Entries taken from a collection
○ ○ ○

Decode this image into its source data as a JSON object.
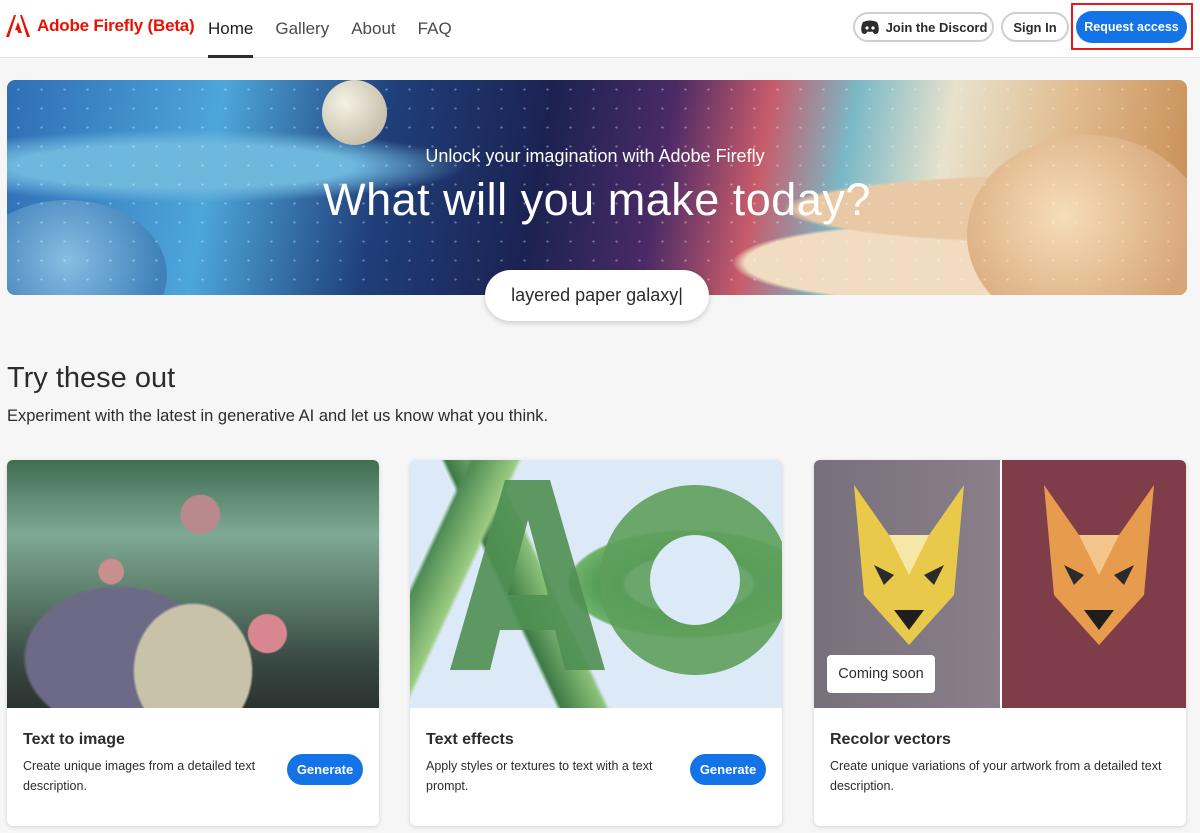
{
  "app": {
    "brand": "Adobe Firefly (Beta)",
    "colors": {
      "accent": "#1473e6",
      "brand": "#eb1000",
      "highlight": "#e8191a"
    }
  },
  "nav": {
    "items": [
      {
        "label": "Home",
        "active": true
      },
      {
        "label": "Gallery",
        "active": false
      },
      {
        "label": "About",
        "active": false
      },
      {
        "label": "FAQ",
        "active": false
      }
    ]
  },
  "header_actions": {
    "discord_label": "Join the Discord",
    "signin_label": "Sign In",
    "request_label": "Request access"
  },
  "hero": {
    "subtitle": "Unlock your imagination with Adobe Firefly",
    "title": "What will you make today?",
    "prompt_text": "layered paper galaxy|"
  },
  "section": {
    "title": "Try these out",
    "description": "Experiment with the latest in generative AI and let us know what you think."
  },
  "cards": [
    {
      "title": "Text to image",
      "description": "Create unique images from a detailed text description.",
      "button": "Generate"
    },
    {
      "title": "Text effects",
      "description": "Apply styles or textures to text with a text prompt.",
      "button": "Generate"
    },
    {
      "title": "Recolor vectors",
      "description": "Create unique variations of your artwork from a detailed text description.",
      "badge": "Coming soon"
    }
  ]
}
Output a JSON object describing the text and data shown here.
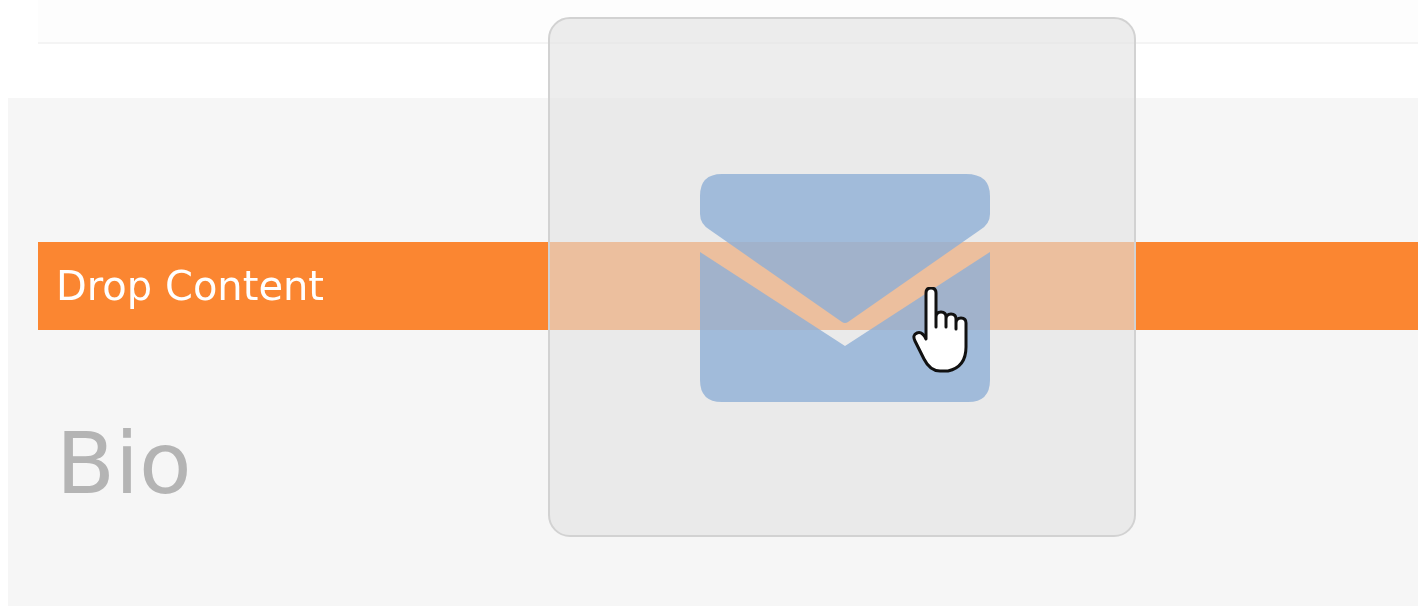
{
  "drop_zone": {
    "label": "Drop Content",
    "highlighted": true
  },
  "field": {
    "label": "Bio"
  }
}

○ ○ ○

* _Set problem_: Copy every record above exactly as written, but leave out the pictures.

* _Correct response_:
Decode this image into its source data as a JSON object.
{
  "app": {
    "brand": "Adobe Firefly (Beta)",
    "colors": {
      "accent": "#1473e6",
      "brand": "#eb1000",
      "highlight": "#e8191a"
    }
  },
  "nav": {
    "items": [
      {
        "label": "Home",
        "active": true
      },
      {
        "label": "Gallery",
        "active": false
      },
      {
        "label": "About",
        "active": false
      },
      {
        "label": "FAQ",
        "active": false
      }
    ]
  },
  "header_actions": {
    "discord_label": "Join the Discord",
    "signin_label": "Sign In",
    "request_label": "Request access"
  },
  "hero": {
    "subtitle": "Unlock your imagination with Adobe Firefly",
    "title": "What will you make today?",
    "prompt_text": "layered paper galaxy|"
  },
  "section": {
    "title": "Try these out",
    "description": "Experiment with the latest in generative AI and let us know what you think."
  },
  "cards": [
    {
      "title": "Text to image",
      "description": "Create unique images from a detailed text description.",
      "button": "Generate"
    },
    {
      "title": "Text effects",
      "description": "Apply styles or textures to text with a text prompt.",
      "button": "Generate"
    },
    {
      "title": "Recolor vectors",
      "description": "Create unique variations of your artwork from a detailed text description.",
      "badge": "Coming soon"
    }
  ]
}
Output a JSON object describing the text and data shown here.
{
  "drop_zone": {
    "label": "Drop Content",
    "highlighted": true
  },
  "field": {
    "label": "Bio"
  }
}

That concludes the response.